▸ Written instruction: Find each line with "used" and copy it.

▸ Provided data:
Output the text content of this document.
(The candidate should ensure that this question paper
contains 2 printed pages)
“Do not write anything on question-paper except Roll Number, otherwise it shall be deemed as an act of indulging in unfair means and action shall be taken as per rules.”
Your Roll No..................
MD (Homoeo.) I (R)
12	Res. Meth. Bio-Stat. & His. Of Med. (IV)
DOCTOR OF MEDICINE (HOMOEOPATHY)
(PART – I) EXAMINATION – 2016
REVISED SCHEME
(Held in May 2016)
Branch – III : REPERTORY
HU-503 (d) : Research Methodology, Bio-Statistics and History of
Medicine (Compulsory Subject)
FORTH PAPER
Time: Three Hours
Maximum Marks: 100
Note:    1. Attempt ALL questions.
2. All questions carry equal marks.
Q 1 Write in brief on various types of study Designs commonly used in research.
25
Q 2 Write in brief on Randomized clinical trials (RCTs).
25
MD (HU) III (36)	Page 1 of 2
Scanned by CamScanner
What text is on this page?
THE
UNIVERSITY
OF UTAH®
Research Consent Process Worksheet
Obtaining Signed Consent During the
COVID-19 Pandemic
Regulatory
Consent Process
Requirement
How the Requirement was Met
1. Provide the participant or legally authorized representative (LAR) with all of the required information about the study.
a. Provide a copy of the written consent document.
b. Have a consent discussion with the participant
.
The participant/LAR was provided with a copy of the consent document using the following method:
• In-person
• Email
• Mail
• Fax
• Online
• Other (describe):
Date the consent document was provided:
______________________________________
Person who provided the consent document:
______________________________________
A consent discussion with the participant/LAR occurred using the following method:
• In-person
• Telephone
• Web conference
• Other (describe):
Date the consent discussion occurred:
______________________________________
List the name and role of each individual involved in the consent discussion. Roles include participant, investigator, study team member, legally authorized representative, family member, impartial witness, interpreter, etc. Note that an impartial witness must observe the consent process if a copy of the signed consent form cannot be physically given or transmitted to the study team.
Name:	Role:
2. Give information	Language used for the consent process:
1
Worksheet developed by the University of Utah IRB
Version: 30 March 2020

---

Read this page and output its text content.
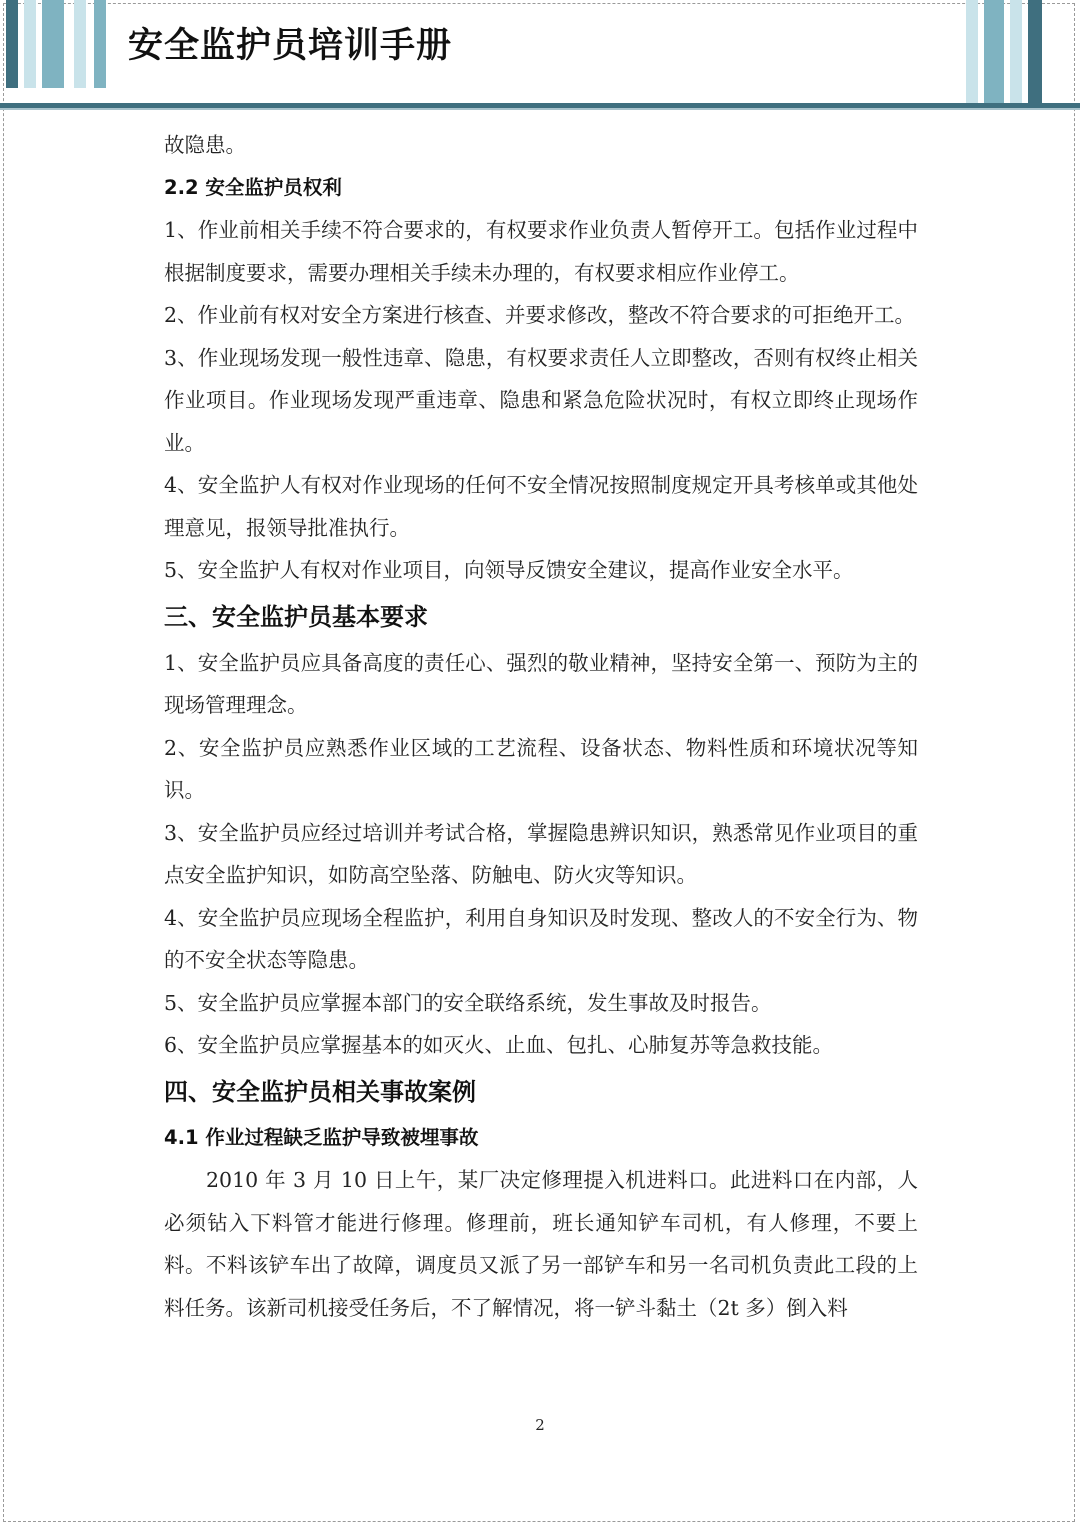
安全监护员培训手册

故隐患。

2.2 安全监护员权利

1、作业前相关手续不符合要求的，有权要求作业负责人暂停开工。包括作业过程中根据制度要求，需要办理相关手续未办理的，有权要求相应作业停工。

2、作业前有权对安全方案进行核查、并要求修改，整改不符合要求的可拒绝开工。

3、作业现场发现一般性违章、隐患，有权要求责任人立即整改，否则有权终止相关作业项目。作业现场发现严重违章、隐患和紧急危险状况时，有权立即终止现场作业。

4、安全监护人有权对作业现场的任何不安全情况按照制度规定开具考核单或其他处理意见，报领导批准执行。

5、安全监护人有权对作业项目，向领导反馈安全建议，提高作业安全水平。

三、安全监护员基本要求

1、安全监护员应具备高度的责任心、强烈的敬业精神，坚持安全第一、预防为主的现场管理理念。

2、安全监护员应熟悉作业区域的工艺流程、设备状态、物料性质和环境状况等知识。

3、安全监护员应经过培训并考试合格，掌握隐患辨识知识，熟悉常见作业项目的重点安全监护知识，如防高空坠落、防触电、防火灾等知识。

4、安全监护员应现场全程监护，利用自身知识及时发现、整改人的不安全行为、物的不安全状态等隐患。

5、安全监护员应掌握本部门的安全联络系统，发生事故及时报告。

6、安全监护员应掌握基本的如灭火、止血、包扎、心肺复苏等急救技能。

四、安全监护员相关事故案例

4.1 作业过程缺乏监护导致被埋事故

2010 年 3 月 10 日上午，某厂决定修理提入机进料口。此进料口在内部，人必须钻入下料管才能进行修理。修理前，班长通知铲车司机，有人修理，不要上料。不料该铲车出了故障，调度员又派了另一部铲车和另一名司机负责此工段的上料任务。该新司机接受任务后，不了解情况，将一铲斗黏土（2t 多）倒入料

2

▸ Response to this task:
Q 1 Write in brief on various types of study Designs commonly used in research.
2. Give information	Language used for the consent process:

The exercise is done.